Stated exercise:
In the entries below, find every line with "content" and copy it.

------------------------------------------------------------

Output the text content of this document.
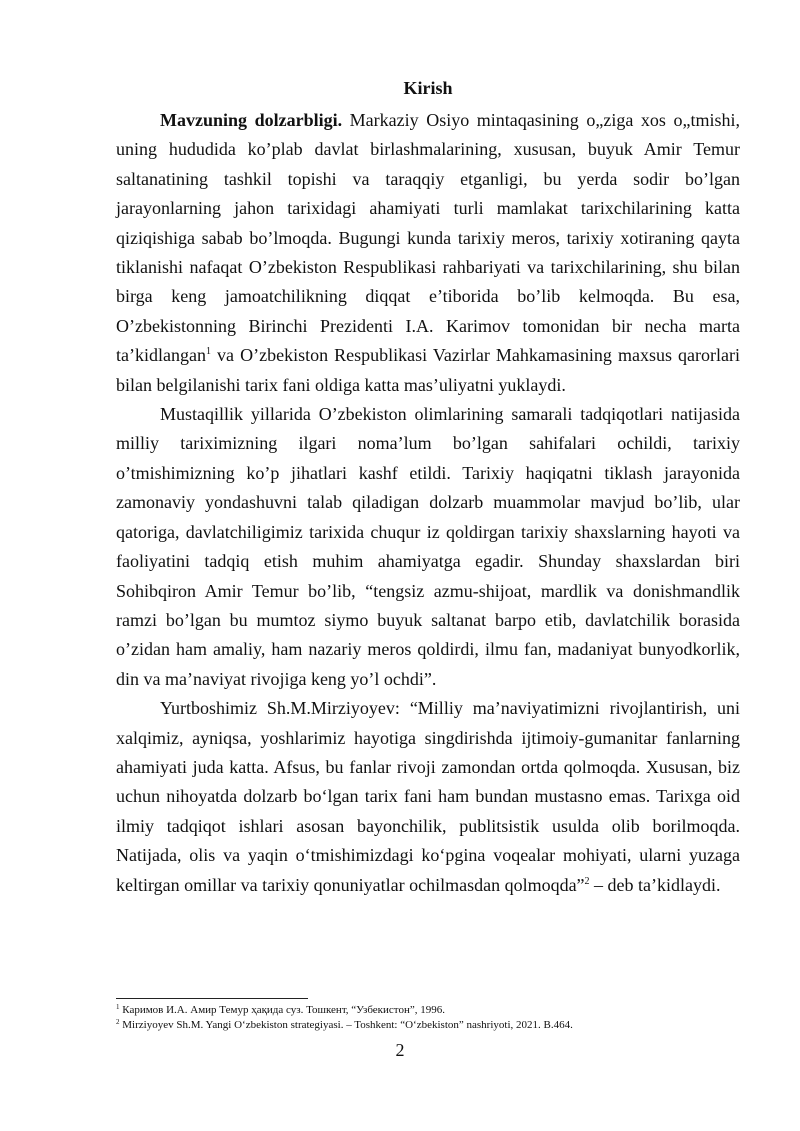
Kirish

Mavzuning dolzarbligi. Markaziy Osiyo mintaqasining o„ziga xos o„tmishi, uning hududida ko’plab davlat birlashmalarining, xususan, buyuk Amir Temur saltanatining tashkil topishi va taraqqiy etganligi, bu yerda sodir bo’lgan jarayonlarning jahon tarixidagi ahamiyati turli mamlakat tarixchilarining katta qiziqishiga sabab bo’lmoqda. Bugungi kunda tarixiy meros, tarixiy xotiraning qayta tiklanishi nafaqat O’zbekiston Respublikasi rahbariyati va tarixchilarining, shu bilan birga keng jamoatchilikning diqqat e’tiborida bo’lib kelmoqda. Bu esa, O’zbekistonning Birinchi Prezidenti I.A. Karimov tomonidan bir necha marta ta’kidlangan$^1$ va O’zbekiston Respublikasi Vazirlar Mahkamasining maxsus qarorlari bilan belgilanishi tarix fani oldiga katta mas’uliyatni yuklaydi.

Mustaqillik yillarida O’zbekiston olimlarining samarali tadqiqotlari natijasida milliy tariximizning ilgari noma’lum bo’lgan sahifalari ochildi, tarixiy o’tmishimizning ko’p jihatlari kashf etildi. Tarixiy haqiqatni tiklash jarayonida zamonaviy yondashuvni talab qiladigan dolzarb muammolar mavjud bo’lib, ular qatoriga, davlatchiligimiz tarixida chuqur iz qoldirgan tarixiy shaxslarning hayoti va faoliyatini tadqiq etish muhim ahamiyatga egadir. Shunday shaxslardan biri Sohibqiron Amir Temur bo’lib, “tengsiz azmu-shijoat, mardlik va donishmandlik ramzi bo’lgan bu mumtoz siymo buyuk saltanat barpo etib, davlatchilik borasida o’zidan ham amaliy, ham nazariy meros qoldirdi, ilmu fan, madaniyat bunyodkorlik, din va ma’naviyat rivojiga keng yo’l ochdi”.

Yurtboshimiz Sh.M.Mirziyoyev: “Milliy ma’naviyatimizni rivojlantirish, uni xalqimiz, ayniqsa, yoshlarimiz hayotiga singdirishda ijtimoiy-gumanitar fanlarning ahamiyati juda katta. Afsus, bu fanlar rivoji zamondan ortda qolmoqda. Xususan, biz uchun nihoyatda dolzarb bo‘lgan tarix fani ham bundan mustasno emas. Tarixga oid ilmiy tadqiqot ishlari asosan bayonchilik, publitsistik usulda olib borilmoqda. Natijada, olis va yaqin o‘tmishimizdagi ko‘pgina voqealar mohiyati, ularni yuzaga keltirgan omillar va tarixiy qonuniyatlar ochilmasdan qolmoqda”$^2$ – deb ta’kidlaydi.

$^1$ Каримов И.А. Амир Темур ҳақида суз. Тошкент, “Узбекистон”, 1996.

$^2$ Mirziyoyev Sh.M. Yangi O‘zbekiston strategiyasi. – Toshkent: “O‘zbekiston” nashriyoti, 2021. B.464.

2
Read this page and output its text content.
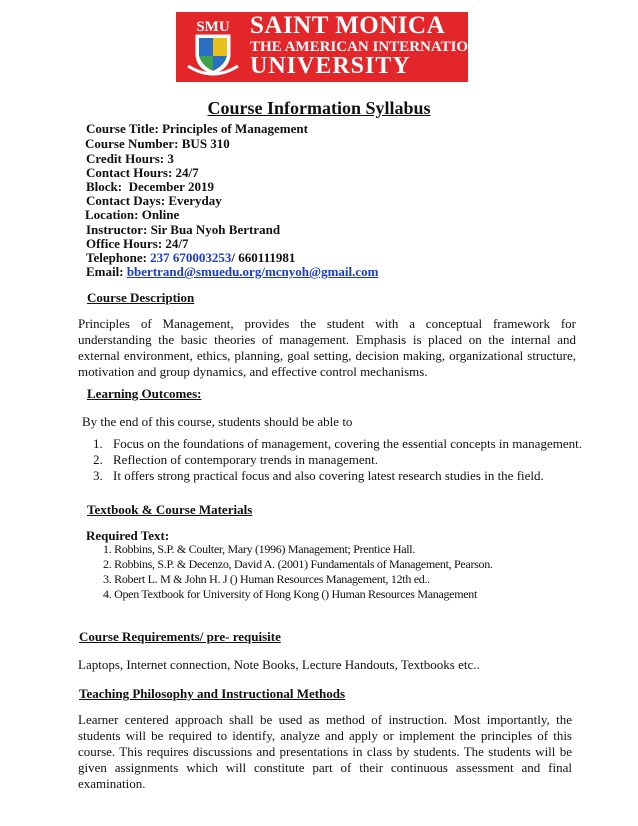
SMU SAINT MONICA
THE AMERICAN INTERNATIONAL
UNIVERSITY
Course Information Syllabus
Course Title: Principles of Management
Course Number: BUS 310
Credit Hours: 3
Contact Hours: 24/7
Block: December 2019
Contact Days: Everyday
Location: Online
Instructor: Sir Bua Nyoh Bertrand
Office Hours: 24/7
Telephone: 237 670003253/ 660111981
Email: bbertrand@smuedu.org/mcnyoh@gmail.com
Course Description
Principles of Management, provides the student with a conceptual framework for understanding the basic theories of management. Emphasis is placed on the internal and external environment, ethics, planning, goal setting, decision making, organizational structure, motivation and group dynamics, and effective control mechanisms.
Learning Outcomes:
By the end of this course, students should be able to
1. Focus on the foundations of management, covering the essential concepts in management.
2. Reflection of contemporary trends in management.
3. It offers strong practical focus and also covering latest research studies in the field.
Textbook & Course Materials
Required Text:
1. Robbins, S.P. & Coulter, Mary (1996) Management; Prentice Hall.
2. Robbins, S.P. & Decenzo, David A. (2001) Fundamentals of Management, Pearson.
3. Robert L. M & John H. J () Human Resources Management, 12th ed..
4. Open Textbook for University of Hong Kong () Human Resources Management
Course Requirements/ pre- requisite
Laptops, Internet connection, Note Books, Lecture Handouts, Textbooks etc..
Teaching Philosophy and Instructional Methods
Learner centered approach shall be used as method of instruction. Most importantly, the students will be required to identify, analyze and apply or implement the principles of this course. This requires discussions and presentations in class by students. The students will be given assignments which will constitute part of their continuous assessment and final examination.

------------------------------------------------------------

Exercise response:
Output the text content of this document.
Read this page and output its text content.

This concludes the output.